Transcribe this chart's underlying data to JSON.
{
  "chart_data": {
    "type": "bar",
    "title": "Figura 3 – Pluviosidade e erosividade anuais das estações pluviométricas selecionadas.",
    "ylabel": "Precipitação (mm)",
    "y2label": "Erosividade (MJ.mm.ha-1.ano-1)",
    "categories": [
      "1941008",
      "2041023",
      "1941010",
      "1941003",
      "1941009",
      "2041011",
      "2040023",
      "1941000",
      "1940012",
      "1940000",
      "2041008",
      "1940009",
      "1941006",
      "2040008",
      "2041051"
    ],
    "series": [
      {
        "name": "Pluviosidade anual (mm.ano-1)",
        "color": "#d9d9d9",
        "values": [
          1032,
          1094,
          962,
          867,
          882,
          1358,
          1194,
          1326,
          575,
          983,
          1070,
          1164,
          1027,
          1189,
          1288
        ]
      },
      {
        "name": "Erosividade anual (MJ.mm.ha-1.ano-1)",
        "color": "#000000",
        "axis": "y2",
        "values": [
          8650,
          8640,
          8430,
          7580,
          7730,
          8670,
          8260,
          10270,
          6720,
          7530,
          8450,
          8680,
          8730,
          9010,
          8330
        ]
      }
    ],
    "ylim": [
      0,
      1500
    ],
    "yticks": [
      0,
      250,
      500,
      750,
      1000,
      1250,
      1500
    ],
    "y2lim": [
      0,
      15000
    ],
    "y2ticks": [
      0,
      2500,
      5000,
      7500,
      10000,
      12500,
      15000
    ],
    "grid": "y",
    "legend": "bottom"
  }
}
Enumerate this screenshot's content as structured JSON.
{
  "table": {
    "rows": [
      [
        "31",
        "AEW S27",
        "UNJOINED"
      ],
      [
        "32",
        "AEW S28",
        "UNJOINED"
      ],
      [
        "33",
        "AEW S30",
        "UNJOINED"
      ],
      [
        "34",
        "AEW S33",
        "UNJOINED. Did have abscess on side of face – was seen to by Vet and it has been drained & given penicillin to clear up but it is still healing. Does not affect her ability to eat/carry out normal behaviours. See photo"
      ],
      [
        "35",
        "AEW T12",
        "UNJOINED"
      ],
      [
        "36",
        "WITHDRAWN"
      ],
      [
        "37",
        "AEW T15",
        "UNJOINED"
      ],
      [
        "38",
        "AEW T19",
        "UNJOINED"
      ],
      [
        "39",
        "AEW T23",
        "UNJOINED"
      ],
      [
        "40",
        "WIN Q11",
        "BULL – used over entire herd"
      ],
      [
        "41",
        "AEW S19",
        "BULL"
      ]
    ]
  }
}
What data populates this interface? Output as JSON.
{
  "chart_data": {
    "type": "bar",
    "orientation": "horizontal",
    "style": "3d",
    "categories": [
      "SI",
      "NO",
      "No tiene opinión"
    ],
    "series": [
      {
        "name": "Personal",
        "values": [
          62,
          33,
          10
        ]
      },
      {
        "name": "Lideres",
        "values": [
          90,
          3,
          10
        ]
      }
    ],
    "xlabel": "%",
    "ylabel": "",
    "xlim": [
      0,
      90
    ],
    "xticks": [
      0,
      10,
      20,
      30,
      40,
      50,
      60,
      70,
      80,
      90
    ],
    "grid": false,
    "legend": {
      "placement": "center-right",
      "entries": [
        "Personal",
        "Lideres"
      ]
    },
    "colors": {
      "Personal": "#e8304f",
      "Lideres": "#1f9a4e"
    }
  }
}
§
**Objective**
Count the lines in the records above that contain the word "Lideres", and give only that number.

**Written answer**
3